The problem:
Set down, in full, every record in the block.

Extracted records
((

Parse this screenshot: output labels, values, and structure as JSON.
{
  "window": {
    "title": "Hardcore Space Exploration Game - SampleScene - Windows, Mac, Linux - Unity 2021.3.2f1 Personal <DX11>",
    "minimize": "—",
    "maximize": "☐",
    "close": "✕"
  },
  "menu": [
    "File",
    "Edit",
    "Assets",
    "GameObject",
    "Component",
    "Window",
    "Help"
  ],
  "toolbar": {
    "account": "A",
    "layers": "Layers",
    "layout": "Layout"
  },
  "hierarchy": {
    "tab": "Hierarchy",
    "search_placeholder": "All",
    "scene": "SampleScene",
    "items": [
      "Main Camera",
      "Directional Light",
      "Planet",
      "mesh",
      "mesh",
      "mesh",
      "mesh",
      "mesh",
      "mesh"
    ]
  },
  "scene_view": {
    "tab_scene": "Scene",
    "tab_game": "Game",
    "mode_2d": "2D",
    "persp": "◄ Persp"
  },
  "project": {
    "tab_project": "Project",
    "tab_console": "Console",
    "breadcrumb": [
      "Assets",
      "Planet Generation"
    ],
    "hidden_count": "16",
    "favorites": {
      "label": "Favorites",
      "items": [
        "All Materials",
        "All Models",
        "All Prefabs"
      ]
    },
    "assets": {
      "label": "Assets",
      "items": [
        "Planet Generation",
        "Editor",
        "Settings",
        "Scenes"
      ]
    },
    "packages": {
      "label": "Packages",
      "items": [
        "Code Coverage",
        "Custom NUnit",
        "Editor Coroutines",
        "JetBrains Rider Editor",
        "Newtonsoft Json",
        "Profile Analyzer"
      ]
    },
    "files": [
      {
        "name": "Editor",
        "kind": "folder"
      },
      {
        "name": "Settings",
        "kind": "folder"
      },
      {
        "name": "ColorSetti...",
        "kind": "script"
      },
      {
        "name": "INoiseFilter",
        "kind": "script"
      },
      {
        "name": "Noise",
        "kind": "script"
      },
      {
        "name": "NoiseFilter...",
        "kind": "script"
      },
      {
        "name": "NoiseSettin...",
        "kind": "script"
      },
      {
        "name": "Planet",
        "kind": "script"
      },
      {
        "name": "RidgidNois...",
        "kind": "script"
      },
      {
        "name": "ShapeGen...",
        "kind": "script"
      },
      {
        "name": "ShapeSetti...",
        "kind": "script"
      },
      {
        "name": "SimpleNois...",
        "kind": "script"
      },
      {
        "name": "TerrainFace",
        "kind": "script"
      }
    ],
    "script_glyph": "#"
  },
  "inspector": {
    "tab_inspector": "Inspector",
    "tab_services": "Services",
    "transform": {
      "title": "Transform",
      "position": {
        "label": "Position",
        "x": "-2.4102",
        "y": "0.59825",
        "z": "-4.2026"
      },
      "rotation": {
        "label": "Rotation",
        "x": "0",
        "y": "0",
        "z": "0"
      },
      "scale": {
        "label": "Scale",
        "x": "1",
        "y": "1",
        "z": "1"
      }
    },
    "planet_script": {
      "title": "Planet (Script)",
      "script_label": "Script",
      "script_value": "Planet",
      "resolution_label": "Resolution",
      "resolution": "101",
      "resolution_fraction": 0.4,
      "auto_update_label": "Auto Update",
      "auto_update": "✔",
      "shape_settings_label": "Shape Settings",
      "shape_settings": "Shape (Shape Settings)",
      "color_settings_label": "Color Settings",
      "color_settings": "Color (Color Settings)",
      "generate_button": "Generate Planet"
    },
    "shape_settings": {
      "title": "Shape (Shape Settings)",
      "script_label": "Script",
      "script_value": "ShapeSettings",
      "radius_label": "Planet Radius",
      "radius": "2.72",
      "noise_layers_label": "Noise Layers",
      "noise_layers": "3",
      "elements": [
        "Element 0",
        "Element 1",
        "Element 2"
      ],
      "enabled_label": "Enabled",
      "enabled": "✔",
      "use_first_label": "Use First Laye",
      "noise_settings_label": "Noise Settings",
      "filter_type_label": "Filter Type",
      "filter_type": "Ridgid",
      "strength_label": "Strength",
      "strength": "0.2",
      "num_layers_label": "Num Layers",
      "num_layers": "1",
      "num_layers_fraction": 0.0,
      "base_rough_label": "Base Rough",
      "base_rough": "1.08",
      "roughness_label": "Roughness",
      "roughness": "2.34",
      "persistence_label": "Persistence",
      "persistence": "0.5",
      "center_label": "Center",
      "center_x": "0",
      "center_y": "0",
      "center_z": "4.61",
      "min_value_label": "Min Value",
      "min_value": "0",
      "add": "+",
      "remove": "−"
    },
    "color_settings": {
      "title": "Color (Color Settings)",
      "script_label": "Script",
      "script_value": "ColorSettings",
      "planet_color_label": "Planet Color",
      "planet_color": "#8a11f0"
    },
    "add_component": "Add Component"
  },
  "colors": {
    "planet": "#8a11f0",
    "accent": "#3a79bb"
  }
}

))

Solution for this exercise:
Parse this screenshot: output labels, values, and structure as JSON.
{
  "window": {
    "title": "Hardcore Space Exploration Game - SampleScene - Windows, Mac, Linux - Unity 2021.3.2f1 Personal <DX11>",
    "minimize": "—",
    "maximize": "☐",
    "close": "✕"
  },
  "menu": [
    "File",
    "Edit",
    "Assets",
    "GameObject",
    "Component",
    "Window",
    "Help"
  ],
  "toolbar": {
    "account": "A",
    "layers": "Layers",
    "layout": "Layout"
  },
  "hierarchy": {
    "tab": "Hierarchy",
    "search_placeholder": "All",
    "scene": "SampleScene",
    "items": [
      "Main Camera",
      "Directional Light",
      "Planet",
      "mesh",
      "mesh",
      "mesh",
      "mesh",
      "mesh",
      "mesh"
    ]
  },
  "scene_view": {
    "tab_scene": "Scene",
    "tab_game": "Game",
    "mode_2d": "2D",
    "persp": "◄ Persp"
  },
  "project": {
    "tab_project": "Project",
    "tab_console": "Console",
    "breadcrumb": [
      "Assets",
      "Planet Generation"
    ],
    "hidden_count": "16",
    "favorites": {
      "label": "Favorites",
      "items": [
        "All Materials",
        "All Models",
        "All Prefabs"
      ]
    },
    "assets": {
      "label": "Assets",
      "items": [
        "Planet Generation",
        "Editor",
        "Settings",
        "Scenes"
      ]
    },
    "packages": {
      "label": "Packages",
      "items": [
        "Code Coverage",
        "Custom NUnit",
        "Editor Coroutines",
        "JetBrains Rider Editor",
        "Newtonsoft Json",
        "Profile Analyzer"
      ]
    },
    "files": [
      {
        "name": "Editor",
        "kind": "folder"
      },
      {
        "name": "Settings",
        "kind": "folder"
      },
      {
        "name": "ColorSetti...",
        "kind": "script"
      },
      {
        "name": "INoiseFilter",
        "kind": "script"
      },
      {
        "name": "Noise",
        "kind": "script"
      },
      {
        "name": "NoiseFilter...",
        "kind": "script"
      },
      {
        "name": "NoiseSettin...",
        "kind": "script"
      },
      {
        "name": "Planet",
        "kind": "script"
      },
      {
        "name": "RidgidNois...",
        "kind": "script"
      },
      {
        "name": "ShapeGen...",
        "kind": "script"
      },
      {
        "name": "ShapeSetti...",
        "kind": "script"
      },
      {
        "name": "SimpleNois...",
        "kind": "script"
      },
      {
        "name": "TerrainFace",
        "kind": "script"
      }
    ],
    "script_glyph": "#"
  },
  "inspector": {
    "tab_inspector": "Inspector",
    "tab_services": "Services",
    "transform": {
      "title": "Transform",
      "position": {
        "label": "Position",
        "x": "-2.4102",
        "y": "0.59825",
        "z": "-4.2026"
      },
      "rotation": {
        "label": "Rotation",
        "x": "0",
        "y": "0",
        "z": "0"
      },
      "scale": {
        "label": "Scale",
        "x": "1",
        "y": "1",
        "z": "1"
      }
    },
    "planet_script": {
      "title": "Planet (Script)",
      "script_label": "Script",
      "script_value": "Planet",
      "resolution_label": "Resolution",
      "resolution": "101",
      "resolution_fraction": 0.4,
      "auto_update_label": "Auto Update",
      "auto_update": "✔",
      "shape_settings_label": "Shape Settings",
      "shape_settings": "Shape (Shape Settings)",
      "color_settings_label": "Color Settings",
      "color_settings": "Color (Color Settings)",
      "generate_button": "Generate Planet"
    },
    "shape_settings": {
      "title": "Shape (Shape Settings)",
      "script_label": "Script",
      "script_value": "ShapeSettings",
      "radius_label": "Planet Radius",
      "radius": "2.72",
      "noise_layers_label": "Noise Layers",
      "noise_layers": "3",
      "elements": [
        "Element 0",
        "Element 1",
        "Element 2"
      ],
      "enabled_label": "Enabled",
      "enabled": "✔",
      "use_first_label": "Use First Laye",
      "noise_settings_label": "Noise Settings",
      "filter_type_label": "Filter Type",
      "filter_type": "Ridgid",
      "strength_label": "Strength",
      "strength": "0.2",
      "num_layers_label": "Num Layers",
      "num_layers": "1",
      "num_layers_fraction": 0.0,
      "base_rough_label": "Base Rough",
      "base_rough": "1.08",
      "roughness_label": "Roughness",
      "roughness": "2.34",
      "persistence_label": "Persistence",
      "persistence": "0.5",
      "center_label": "Center",
      "center_x": "0",
      "center_y": "0",
      "center_z": "4.61",
      "min_value_label": "Min Value",
      "min_value": "0",
      "add": "+",
      "remove": "−"
    },
    "color_settings": {
      "title": "Color (Color Settings)",
      "script_label": "Script",
      "script_value": "ColorSettings",
      "planet_color_label": "Planet Color",
      "planet_color": "#8a11f0"
    },
    "add_component": "Add Component"
  },
  "colors": {
    "planet": "#8a11f0",
    "accent": "#3a79bb"
  }
}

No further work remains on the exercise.